## STATED PROBLEM
Nothing but the lines from the one with "Convert this document image to plain text." to the final line should be returned, each exactly as it appears.
begin DATA SUPPLIED
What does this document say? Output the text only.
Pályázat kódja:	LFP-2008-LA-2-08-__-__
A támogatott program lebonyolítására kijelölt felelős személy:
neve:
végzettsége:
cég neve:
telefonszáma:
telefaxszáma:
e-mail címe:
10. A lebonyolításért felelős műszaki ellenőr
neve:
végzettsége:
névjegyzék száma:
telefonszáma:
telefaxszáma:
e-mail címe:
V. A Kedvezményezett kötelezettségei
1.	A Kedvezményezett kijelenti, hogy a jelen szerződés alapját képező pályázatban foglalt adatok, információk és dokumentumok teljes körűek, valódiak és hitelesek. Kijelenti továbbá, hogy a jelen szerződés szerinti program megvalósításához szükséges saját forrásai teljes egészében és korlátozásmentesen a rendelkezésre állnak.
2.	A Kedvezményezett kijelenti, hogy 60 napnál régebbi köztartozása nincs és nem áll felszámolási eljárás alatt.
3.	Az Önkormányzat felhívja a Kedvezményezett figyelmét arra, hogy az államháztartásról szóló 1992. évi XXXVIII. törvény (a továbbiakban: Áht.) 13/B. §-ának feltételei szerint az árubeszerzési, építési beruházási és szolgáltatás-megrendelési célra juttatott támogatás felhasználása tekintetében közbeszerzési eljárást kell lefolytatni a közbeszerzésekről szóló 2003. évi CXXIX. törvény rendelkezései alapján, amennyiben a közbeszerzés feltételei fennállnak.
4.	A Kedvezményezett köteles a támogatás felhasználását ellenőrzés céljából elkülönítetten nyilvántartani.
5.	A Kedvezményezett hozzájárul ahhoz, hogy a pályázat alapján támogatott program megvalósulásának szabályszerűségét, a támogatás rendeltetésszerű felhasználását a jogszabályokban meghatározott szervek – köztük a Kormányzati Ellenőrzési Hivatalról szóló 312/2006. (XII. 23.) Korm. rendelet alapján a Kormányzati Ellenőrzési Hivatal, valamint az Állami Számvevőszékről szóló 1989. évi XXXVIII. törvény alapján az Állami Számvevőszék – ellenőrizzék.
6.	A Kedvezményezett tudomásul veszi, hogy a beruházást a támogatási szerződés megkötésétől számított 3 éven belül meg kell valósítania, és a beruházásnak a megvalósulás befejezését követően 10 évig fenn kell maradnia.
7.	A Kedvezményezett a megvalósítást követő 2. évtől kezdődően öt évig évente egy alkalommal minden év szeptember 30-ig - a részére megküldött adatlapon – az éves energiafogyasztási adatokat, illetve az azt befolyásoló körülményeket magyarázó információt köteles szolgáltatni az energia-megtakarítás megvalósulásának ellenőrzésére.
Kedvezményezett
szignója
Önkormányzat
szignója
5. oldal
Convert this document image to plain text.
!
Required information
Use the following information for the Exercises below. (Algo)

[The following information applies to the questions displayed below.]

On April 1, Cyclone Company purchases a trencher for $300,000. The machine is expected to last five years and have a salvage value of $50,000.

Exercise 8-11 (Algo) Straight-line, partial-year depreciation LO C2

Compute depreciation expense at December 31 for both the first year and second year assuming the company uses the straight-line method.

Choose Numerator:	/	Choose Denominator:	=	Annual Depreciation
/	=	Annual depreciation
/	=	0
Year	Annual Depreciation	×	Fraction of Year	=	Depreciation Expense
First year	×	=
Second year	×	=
end DATA SUPPLIED
## CORRECT RESPONSE
Convert this document image to plain text.
!
Required information
Use the following information for the Exercises below. (Algo)

[The following information applies to the questions displayed below.]

On April 1, Cyclone Company purchases a trencher for $300,000. The machine is expected to last five years and have a salvage value of $50,000.

Exercise 8-11 (Algo) Straight-line, partial-year depreciation LO C2

Compute depreciation expense at December 31 for both the first year and second year assuming the company uses the straight-line method.

Choose Numerator:	/	Choose Denominator:	=	Annual Depreciation
/	=	Annual depreciation
/	=	0
Year	Annual Depreciation	×	Fraction of Year	=	Depreciation Expense
First year	×	=
Second year	×	=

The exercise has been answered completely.